AIM OF THE EXERCISE »
Search the records that follow and extract every line containing the string "name".

Records from a data source
*****
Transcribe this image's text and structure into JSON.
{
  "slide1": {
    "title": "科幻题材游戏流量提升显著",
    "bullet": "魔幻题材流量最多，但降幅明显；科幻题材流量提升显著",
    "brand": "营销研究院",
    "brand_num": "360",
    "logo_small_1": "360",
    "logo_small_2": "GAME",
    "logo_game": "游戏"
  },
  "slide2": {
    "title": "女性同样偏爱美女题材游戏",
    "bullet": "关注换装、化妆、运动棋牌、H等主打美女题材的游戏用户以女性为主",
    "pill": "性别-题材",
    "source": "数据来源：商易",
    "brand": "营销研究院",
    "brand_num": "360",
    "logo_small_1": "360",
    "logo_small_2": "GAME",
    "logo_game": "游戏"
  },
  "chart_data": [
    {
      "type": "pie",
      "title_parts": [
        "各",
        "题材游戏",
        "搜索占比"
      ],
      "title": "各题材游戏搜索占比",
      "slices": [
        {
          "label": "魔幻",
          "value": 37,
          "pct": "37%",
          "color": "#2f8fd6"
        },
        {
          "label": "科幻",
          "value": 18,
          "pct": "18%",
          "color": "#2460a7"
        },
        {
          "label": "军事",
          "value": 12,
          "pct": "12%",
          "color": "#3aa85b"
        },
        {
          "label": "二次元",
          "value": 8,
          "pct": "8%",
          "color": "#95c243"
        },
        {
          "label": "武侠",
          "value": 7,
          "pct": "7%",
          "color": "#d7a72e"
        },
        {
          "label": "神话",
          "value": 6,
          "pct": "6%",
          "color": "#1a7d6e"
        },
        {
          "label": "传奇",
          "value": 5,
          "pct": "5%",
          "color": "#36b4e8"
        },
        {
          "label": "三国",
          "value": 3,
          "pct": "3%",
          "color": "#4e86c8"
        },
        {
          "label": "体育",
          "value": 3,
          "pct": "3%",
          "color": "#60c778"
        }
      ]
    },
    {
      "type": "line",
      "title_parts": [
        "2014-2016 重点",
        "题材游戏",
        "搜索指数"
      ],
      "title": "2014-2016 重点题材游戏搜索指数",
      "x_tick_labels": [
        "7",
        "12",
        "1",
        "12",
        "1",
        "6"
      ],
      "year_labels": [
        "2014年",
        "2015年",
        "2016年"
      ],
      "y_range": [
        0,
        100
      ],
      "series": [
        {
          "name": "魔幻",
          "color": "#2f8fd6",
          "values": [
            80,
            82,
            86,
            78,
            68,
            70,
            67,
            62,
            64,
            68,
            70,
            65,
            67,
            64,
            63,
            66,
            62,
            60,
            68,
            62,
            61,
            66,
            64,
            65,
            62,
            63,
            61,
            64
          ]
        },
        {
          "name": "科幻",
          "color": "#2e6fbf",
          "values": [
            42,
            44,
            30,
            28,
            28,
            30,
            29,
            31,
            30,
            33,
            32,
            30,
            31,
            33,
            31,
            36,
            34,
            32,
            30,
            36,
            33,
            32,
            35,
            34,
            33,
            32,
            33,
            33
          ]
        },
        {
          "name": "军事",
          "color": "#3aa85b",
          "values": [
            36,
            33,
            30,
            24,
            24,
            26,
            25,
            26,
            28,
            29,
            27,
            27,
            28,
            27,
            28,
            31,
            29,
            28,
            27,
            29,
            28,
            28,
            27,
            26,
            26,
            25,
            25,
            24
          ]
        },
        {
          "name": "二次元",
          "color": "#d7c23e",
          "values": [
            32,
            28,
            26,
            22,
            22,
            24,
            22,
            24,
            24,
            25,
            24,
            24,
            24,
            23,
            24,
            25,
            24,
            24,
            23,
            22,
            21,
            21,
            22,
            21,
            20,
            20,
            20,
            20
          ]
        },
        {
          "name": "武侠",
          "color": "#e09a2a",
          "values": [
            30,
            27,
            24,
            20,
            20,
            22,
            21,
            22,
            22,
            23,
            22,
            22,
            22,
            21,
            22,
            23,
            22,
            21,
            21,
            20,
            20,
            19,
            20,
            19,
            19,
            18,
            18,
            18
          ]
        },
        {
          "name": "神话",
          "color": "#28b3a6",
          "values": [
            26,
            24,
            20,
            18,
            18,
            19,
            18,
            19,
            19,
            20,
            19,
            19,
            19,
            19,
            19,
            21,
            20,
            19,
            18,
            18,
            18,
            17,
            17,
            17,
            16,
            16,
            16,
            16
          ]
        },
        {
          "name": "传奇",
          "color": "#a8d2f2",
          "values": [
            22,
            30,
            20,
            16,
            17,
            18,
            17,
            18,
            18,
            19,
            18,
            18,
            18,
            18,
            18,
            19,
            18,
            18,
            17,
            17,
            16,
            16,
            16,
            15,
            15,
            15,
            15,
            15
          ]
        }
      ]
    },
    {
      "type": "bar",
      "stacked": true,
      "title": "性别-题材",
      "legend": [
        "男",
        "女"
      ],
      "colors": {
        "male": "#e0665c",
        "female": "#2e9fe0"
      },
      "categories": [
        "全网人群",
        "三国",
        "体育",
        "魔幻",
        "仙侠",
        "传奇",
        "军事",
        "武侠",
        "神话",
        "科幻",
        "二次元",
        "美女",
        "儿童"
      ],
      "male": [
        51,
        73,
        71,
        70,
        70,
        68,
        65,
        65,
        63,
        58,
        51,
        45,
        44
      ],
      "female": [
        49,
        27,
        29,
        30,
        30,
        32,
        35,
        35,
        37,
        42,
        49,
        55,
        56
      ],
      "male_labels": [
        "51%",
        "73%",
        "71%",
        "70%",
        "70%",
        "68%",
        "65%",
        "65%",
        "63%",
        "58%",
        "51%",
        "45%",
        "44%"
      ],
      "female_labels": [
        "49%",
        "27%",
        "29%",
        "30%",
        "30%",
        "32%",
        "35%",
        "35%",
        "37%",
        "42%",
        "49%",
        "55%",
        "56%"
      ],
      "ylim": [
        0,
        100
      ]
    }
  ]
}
*****
TASK SOLUTION »
          "name": "魔幻",
          "name": "科幻",
          "name": "军事",
          "name": "二次元",
          "name": "武侠",
          "name": "神话",
          "name": "传奇",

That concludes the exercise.